▶ [INPUT RECORDS]:
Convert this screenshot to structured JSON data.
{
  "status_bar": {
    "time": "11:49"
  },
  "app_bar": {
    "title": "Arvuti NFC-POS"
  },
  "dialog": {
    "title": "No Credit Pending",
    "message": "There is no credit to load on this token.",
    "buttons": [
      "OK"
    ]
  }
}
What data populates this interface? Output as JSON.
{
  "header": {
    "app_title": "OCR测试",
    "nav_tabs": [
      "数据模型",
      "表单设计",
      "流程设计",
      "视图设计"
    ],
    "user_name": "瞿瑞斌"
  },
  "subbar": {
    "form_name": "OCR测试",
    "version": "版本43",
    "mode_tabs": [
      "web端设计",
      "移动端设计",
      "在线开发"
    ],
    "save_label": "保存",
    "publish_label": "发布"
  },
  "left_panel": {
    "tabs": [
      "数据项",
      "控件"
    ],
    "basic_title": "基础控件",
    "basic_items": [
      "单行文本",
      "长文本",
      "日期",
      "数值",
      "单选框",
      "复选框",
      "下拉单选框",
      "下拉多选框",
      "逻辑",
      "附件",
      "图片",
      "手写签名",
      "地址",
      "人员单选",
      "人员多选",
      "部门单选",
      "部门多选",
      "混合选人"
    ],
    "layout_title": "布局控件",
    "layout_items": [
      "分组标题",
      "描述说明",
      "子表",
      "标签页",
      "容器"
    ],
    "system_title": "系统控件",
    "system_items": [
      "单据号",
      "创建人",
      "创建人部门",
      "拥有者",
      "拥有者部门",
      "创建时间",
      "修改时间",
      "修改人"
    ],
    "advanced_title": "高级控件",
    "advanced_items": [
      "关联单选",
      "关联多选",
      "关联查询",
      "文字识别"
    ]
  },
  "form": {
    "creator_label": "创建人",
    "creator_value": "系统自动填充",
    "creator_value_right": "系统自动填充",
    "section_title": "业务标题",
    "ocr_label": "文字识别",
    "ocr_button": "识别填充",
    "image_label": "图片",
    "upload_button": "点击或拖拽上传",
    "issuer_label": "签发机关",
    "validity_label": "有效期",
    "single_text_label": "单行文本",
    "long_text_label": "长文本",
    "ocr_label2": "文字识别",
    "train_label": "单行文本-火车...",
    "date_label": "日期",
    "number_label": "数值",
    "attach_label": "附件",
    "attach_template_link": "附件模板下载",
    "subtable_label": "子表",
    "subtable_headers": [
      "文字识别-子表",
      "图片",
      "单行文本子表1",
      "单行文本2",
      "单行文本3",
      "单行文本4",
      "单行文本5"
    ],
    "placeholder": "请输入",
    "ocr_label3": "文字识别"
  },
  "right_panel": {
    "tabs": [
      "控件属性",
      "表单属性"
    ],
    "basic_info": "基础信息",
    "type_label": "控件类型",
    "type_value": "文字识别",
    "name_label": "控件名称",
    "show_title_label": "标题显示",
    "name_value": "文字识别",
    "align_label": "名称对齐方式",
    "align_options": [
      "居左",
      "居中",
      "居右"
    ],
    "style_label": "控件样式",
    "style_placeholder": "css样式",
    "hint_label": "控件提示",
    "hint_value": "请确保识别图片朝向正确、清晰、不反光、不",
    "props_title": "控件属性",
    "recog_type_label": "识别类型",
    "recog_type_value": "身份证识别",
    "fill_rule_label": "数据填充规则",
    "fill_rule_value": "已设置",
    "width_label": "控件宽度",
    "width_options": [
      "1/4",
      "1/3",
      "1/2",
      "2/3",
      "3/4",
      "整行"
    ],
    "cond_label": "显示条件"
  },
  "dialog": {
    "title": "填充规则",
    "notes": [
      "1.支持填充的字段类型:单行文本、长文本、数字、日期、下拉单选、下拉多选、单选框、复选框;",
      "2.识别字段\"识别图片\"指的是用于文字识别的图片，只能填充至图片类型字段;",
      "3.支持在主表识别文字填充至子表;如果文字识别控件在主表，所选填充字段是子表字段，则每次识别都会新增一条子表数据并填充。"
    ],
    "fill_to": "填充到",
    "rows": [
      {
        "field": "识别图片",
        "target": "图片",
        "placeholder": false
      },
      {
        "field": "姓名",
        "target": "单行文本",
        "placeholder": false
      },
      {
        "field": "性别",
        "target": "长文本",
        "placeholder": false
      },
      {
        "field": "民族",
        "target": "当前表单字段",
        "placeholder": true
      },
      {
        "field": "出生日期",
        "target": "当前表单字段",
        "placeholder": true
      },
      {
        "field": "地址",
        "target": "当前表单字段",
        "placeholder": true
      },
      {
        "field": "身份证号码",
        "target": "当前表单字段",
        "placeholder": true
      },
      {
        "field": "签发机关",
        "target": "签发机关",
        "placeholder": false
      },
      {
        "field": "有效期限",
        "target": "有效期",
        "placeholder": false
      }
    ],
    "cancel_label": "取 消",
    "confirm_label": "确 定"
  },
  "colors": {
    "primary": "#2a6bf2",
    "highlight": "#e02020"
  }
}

▶ [EXERCISE BRIEF]: Reproduce each line holding the word "data".

▶ [ANSWER TO THE TASK]:
Convert this screenshot to structured JSON data.
What data populates this interface? Output as JSON.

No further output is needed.